Written request:
Search the records for the word "данной" and report each line that has it.

::: Provided data

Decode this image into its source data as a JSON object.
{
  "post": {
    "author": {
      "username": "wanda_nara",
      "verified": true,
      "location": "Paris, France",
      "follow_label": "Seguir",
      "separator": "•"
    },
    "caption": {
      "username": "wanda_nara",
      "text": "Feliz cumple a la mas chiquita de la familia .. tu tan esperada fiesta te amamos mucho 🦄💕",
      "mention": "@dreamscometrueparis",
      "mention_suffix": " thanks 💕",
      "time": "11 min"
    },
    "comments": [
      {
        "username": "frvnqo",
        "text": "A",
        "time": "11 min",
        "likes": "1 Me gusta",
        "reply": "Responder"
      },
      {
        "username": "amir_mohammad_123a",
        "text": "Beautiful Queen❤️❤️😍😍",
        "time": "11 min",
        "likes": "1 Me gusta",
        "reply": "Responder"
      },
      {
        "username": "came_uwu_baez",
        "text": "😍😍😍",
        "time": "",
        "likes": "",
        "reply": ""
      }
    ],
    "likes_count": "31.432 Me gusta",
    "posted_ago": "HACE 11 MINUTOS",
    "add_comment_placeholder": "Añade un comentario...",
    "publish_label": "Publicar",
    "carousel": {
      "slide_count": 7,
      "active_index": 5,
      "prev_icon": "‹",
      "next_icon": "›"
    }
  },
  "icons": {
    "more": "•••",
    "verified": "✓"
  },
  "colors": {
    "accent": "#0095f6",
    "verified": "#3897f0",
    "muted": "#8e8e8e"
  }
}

::::::
::: Provided data

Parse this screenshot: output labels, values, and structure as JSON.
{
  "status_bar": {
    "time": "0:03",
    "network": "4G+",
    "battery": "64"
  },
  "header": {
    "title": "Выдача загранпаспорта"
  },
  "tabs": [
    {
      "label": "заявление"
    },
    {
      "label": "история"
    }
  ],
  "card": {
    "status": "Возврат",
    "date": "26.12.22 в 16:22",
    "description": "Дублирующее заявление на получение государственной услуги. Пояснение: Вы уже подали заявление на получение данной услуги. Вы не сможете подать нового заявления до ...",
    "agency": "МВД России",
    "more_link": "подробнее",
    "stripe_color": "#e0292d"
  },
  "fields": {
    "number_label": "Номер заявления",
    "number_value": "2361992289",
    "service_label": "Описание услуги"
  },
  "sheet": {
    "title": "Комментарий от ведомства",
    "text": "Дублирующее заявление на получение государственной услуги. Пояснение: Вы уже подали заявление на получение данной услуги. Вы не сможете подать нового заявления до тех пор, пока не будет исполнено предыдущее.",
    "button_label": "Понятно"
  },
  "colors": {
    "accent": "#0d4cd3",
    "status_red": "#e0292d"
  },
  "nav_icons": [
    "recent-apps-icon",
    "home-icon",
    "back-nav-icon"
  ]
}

::::::

Exercise response:
    "description": "Дублирующее заявление на получение государственной услуги. Пояснение: Вы уже подали заявление на получение данной услуги. Вы не сможете подать нового заявления до ...",
    "text": "Дублирующее заявление на получение государственной услуги. Пояснение: Вы уже подали заявление на получение данной услуги. Вы не сможете подать нового заявления до тех пор, пока не будет исполнено предыдущее.",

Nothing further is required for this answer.